+++ INFORMATION SHOWN +++
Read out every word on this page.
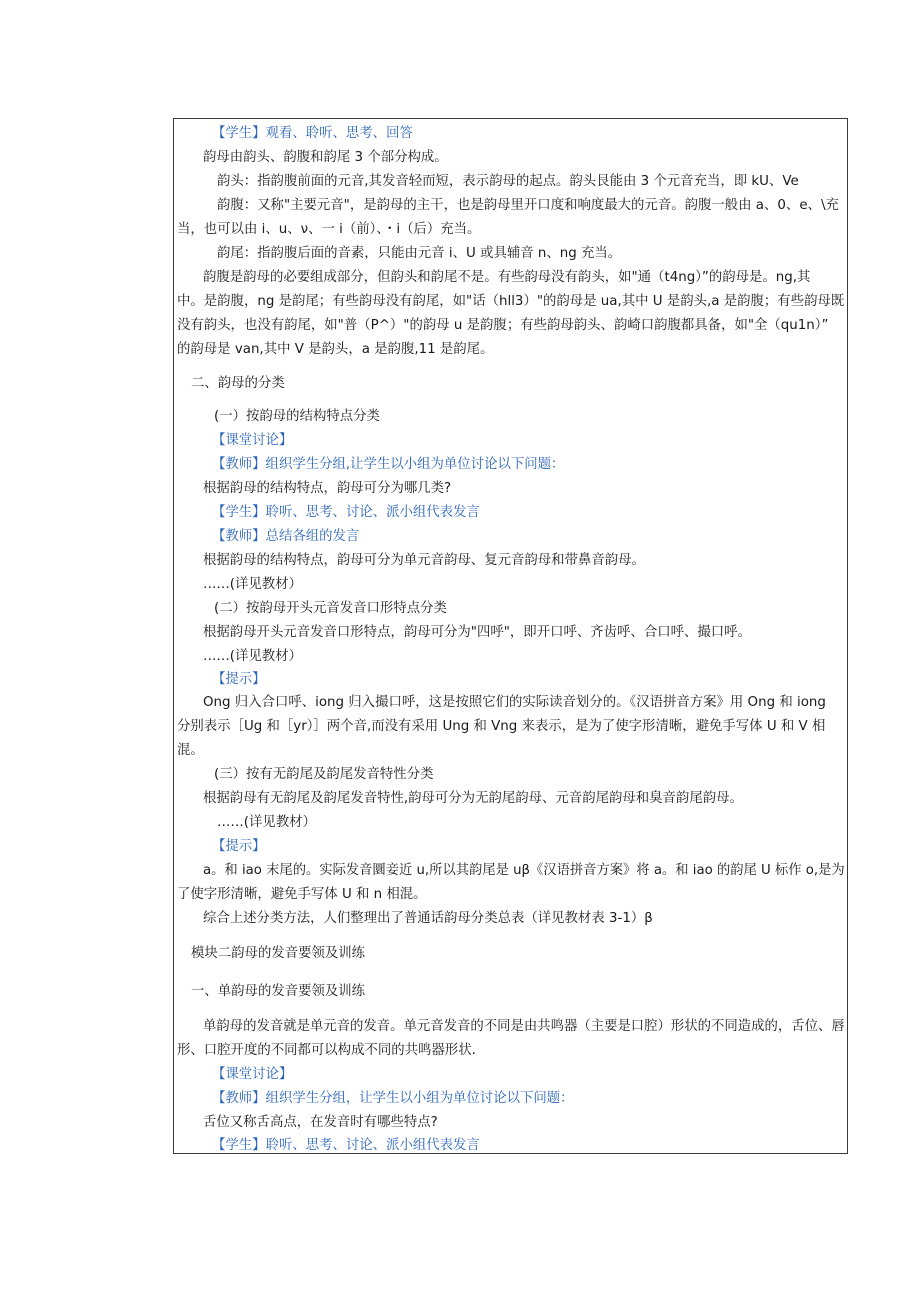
【学生】观看、聆听、思考、回答
韵母由韵头、韵腹和韵尾 3 个部分构成。
韵头：指韵腹前面的元音,其发音轻而短，表示韵母的起点。韵头艮能由 3 个元音充当，即 kU、Ve
韵腹：又称"主要元音"，是韵母的主干，也是韵母里开口度和响度最大的元音。韵腹一般由 a、0、e、\充
当，也可以由 i、u、ν、一 i（前）、・i（后）充当。
韵尾：指韵腹后面的音素，只能由元音 i、U 或具辅音 n、ng 充当。
韵腹是韵母的必要组成部分，但韵头和韵尾不是。有些韵母没有韵头，如"通（t4ng）”的韵母是。ng,其
中。是韵腹，ng 是韵尾；有些韵母没有韵尾，如"话（hll3）"的韵母是 ua,其中 U 是韵头,a 是韵腹；有些韵母既
没有韵头，也没有韵尾，如"普（P^）"的韵母 u 是韵腹；有些韵母韵头、韵崎口韵腹都具备，如"全（qu1n）”
的韵母是 van,其中 V 是韵头，a 是韵腹,11 是韵尾。
二、韵母的分类
(一）按韵母的结构特点分类
【课堂讨论】
【教师】组织学生分组,让学生以小组为单位讨论以下问题：
根据韵母的结构特点，韵母可分为哪几类?
【学生】聆听、思考、讨论、派小组代表发言
【教师】总结各组的发言
根据韵母的结构特点，韵母可分为单元音韵母、复元音韵母和带鼻音韵母。
……(详见教材）
(二）按韵母开头元音发音口形特点分类
根据韵母开头元音发音口形特点，韵母可分为"四呼"，即开口呼、齐齿呼、合口呼、撮口呼。
……(详见教材）
【提示】
Ong 归入合口呼、iong 归入撮口呼，这是按照它们的实际读音划分的。《汉语拼音方案》用 Ong 和 iong
分别表示［Ug 和［yr）］两个音,而没有采用 Ung 和 Vng 来表示，是为了使字形清晰，避免手写体 U 和 V 相
混。
(三）按有无韵尾及韵尾发音特性分类
根据韵母有无韵尾及韵尾发音特性,韵母可分为无韵尾韵母、元音韵尾韵母和臭音韵尾韵母。
……(详见教材）
【提示】
a。和 iao 末尾的。实际发音圜妾近 u,所以其韵尾是 uβ《汉语拼音方案》将 a。和 iao 的韵尾 U 标作 o,是为
了使字形清晰，避免手写体 U 和 n 相混。
综合上述分类方法，人们整理出了普通话韵母分类总表（详见教材表 3-1）β
模块二韵母的发音要领及训练
一、单韵母的发音要领及训练
单韵母的发音就是单元音的发音。单元音发音的不同是由共鸣器（主要是口腔）形状的不同造成的，舌位、唇
形、口腔开度的不同都可以构成不同的共鸣器形状.
【课堂讨论】
【教师】组织学生分组，让学生以小组为单位讨论以下问题：
舌位又称舌高点，在发音时有哪些特点?
【学生】聆听、思考、讨论、派小组代表发言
+++
* [TASK DESCRIPTION]
Reproduce every line of the listing above in which the string "让学生以小组为单位讨论以下问题" appears.

* [TASK ANSWER]
【教师】组织学生分组,让学生以小组为单位讨论以下问题：
【教师】组织学生分组，让学生以小组为单位讨论以下问题：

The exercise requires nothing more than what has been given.